SET PROBLEM
Pull every line containing the word "name" from the records.

[Stored entries]
= = = =

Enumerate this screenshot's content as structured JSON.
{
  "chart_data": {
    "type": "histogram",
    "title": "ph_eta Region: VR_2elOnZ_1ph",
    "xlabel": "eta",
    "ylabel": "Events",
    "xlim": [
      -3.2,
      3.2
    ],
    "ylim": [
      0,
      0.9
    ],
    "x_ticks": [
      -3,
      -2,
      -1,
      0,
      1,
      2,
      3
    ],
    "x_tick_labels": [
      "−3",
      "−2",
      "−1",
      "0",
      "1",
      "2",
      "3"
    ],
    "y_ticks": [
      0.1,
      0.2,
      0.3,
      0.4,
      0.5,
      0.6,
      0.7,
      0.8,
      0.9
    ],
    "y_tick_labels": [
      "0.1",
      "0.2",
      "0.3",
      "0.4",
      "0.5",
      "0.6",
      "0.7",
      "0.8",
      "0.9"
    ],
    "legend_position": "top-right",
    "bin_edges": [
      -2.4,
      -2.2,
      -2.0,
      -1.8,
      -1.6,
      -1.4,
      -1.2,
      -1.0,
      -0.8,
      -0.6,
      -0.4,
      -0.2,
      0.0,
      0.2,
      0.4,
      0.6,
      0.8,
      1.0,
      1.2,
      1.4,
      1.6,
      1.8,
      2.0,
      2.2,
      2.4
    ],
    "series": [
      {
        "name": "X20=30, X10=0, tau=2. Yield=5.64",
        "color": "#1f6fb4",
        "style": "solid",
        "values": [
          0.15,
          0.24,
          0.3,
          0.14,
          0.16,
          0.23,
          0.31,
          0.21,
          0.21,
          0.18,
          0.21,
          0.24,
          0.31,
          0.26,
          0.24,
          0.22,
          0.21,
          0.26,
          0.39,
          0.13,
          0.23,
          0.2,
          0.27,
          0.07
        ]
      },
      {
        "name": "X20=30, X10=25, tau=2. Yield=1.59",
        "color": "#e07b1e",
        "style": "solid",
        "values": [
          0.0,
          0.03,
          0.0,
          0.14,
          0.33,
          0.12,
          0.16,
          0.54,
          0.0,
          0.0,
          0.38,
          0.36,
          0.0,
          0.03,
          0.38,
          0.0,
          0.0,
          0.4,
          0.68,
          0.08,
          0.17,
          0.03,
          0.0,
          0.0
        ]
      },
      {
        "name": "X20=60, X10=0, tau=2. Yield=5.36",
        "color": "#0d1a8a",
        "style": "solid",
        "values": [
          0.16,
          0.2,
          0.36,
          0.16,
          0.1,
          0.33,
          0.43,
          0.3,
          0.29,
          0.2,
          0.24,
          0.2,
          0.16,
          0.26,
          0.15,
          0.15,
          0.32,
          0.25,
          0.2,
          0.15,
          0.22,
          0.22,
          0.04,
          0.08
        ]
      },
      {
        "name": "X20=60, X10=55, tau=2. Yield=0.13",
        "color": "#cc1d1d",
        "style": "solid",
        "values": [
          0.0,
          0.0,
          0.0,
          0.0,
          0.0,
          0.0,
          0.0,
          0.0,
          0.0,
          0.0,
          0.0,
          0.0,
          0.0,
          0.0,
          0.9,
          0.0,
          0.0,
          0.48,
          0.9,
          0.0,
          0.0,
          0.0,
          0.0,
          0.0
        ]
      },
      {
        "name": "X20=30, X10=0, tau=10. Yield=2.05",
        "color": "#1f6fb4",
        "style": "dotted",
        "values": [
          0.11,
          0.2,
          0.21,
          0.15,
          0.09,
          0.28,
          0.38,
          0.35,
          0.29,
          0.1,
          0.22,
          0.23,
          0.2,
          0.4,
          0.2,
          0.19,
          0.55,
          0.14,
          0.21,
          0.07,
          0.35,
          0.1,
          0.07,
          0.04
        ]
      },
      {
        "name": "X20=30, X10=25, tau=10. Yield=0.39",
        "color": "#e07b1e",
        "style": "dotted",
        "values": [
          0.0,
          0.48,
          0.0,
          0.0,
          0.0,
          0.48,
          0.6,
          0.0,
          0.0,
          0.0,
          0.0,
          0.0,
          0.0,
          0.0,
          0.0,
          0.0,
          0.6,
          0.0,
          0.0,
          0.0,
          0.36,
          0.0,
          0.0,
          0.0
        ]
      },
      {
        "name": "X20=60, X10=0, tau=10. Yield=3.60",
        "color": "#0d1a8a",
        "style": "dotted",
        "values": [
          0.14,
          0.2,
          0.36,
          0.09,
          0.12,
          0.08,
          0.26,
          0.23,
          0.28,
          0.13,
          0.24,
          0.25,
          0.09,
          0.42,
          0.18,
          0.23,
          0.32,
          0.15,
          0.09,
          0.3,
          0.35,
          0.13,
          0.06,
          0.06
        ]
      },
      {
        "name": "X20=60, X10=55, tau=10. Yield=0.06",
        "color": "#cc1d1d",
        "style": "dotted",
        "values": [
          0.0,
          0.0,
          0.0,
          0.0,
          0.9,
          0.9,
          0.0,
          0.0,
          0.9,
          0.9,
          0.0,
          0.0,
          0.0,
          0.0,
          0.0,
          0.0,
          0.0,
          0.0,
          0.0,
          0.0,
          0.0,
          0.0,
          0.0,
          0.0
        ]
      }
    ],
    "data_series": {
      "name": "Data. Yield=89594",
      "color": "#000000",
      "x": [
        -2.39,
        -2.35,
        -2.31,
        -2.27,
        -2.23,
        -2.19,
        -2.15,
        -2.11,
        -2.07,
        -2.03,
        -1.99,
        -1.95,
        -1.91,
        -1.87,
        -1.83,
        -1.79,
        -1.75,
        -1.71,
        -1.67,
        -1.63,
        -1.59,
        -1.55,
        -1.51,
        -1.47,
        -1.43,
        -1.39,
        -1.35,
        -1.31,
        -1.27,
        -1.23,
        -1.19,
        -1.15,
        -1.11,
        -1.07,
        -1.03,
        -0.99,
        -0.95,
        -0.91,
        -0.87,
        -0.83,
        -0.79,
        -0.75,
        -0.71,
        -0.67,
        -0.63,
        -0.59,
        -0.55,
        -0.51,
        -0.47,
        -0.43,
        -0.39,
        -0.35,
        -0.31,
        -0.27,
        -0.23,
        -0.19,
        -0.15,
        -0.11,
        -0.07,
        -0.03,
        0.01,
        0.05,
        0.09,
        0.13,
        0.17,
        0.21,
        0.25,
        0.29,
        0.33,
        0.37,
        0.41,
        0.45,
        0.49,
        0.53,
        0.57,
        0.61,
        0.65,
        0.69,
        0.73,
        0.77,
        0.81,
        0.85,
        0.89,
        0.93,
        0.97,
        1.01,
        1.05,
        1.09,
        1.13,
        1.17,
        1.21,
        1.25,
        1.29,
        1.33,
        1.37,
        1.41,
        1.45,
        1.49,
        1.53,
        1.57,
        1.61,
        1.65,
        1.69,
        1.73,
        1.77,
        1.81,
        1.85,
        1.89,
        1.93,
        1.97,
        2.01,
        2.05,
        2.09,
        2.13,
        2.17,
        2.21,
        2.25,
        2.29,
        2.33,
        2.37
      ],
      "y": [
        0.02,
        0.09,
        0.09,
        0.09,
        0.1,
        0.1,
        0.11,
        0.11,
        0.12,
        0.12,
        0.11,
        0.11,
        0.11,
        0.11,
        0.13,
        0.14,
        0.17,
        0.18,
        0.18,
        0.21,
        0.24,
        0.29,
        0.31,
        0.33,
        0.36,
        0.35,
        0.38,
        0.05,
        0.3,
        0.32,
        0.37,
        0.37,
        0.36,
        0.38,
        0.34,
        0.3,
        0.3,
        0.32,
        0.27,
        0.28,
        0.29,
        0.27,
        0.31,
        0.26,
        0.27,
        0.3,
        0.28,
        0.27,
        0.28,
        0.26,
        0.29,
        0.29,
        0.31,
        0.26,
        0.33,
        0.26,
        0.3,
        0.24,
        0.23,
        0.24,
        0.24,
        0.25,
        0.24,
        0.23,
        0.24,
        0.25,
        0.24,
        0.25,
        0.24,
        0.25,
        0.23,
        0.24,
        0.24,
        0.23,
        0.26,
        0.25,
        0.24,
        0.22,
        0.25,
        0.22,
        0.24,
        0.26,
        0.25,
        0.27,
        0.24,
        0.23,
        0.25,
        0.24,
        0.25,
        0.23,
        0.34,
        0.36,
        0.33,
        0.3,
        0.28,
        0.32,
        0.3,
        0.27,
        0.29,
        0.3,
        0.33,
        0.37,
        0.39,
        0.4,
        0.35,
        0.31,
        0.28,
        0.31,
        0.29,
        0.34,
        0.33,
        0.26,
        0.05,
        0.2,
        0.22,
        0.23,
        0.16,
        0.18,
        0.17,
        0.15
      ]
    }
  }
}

= = = =

COMPLETE ANSWER
        "name": "X20=30, X10=0, tau=2. Yield=5.64",
        "name": "X20=30, X10=25, tau=2. Yield=1.59",
        "name": "X20=60, X10=0, tau=2. Yield=5.36",
        "name": "X20=60, X10=55, tau=2. Yield=0.13",
        "name": "X20=30, X10=0, tau=10. Yield=2.05",
        "name": "X20=30, X10=25, tau=10. Yield=0.39",
        "name": "X20=60, X10=0, tau=10. Yield=3.60",
        "name": "X20=60, X10=55, tau=10. Yield=0.06",
      "name": "Data. Yield=89594",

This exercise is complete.